Prompt
Provide the number of lines where the word "TEMPERATURES" occurs, and no other text.

---

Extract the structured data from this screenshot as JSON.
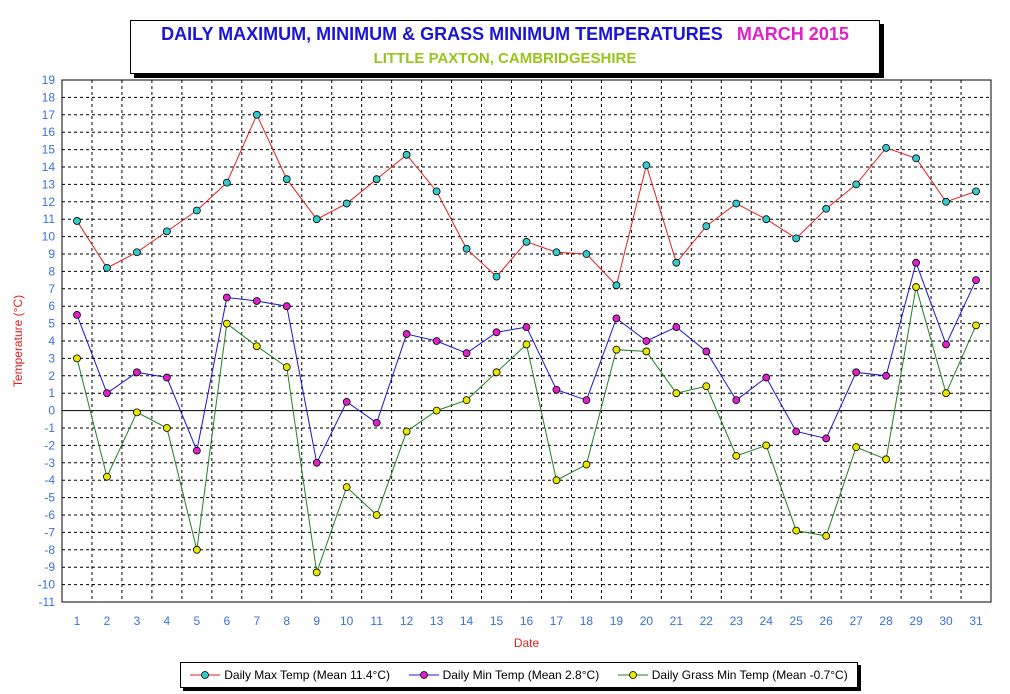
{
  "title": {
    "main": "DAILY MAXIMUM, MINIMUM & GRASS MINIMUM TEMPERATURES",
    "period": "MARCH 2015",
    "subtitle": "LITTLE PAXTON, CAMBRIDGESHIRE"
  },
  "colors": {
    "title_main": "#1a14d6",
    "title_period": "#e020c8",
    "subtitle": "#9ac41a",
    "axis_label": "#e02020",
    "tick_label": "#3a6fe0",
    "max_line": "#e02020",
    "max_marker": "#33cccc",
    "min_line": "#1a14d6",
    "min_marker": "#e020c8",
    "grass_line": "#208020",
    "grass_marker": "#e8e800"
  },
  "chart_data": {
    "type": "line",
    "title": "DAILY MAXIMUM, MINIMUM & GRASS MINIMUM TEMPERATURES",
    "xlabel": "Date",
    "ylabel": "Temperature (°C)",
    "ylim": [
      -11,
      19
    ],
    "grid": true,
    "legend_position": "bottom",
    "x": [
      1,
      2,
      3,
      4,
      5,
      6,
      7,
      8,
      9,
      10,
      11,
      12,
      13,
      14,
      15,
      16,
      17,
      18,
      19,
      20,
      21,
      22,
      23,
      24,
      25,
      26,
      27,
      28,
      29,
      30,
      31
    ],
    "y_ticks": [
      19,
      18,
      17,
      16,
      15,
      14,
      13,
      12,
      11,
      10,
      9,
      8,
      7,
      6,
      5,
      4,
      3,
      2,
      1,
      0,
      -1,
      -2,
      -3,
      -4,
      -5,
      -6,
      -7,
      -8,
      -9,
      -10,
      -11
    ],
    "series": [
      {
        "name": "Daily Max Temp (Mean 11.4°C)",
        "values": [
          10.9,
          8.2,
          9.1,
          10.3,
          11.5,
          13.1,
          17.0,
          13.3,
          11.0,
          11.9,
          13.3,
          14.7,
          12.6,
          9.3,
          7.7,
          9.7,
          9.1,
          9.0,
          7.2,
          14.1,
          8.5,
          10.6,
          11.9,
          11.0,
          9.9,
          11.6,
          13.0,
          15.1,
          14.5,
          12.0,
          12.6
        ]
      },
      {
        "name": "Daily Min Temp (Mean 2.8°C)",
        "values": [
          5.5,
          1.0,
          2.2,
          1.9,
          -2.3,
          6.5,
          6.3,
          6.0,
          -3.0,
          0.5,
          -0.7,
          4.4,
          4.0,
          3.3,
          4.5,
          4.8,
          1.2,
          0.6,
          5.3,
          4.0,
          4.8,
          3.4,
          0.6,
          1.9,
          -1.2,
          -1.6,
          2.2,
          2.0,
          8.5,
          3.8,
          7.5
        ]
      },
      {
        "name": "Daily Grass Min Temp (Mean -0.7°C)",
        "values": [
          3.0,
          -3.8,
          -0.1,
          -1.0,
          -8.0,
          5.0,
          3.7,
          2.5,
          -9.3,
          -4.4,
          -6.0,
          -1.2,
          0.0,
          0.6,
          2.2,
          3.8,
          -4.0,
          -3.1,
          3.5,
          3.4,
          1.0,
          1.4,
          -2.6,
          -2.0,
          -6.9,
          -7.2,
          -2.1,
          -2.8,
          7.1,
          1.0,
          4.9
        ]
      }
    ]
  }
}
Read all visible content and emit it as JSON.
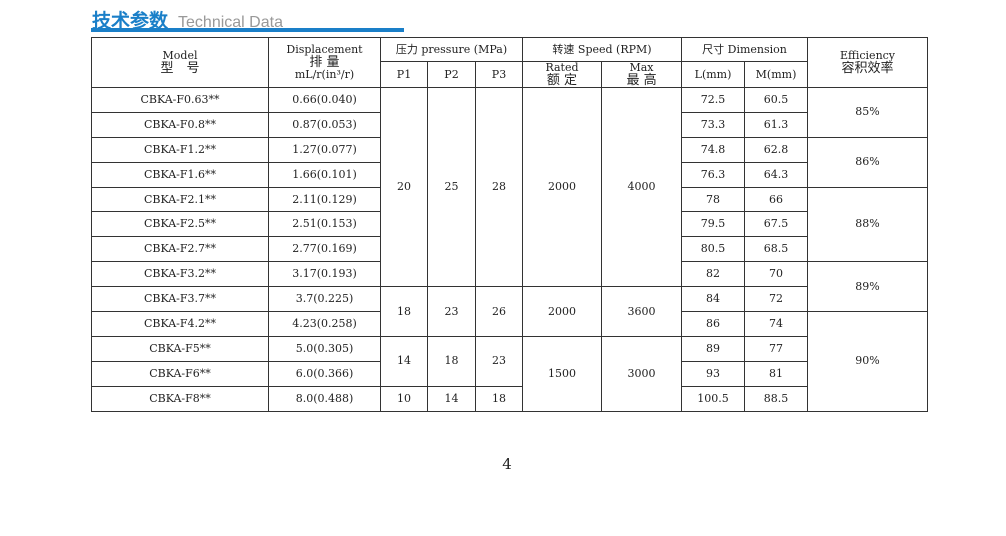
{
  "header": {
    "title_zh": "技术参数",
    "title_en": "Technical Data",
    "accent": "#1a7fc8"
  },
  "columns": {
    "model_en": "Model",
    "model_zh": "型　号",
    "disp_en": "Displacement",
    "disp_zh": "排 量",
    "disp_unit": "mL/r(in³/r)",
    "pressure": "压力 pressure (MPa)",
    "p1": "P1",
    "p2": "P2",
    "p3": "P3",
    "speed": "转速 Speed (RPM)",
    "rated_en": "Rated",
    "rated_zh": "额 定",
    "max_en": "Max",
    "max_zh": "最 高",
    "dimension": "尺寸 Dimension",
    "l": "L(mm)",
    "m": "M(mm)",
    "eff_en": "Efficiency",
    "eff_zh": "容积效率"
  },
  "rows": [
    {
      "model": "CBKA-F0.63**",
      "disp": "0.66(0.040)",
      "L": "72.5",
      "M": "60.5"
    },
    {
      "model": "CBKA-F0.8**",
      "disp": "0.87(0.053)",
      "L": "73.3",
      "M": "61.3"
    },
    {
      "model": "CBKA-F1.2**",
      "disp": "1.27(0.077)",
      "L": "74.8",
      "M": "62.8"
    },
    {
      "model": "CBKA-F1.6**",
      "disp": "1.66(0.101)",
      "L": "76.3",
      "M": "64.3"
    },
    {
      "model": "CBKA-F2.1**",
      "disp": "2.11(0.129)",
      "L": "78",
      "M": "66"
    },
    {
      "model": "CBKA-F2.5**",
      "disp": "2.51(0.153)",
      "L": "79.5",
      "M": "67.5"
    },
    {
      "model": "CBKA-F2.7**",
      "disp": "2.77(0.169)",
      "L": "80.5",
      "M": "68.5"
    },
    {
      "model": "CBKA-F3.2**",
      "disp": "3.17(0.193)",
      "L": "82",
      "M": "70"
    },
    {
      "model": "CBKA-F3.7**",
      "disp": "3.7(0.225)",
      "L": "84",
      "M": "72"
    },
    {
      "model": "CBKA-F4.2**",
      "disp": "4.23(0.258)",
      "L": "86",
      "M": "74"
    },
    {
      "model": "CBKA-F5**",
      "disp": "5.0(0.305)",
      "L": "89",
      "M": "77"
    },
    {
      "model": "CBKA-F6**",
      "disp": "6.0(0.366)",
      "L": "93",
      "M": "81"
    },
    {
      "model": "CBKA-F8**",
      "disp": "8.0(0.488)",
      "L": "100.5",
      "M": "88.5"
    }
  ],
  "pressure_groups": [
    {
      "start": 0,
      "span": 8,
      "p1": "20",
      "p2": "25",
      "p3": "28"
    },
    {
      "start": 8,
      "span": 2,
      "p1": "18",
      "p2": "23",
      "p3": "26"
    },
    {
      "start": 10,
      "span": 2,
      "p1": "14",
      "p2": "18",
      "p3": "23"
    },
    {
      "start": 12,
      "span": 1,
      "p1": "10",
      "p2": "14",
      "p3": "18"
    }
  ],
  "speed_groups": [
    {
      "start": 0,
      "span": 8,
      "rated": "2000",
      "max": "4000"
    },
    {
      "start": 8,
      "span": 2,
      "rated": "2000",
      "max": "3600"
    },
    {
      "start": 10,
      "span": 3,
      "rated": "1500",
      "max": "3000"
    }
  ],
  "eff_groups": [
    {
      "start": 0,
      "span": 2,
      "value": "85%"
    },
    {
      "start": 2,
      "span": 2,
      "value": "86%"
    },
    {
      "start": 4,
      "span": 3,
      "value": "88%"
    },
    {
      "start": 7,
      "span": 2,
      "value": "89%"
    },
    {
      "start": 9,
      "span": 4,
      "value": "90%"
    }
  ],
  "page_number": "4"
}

---

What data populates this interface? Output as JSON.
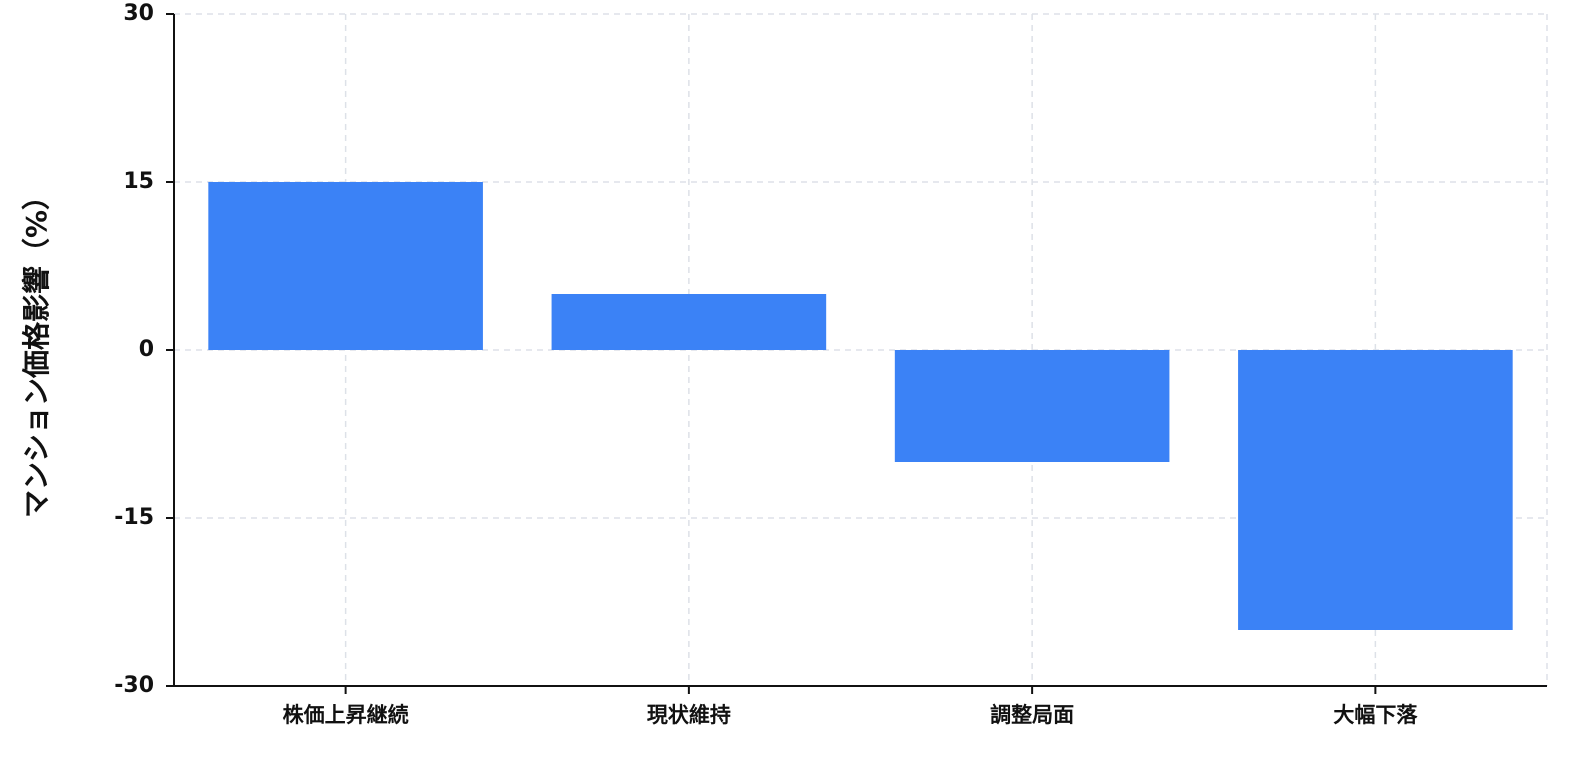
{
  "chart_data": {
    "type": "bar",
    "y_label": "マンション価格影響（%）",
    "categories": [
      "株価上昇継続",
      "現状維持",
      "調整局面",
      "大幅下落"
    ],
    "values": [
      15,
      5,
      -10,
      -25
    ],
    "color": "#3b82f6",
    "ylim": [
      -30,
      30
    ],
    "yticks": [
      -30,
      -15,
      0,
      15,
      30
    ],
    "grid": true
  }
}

---

Expected output
2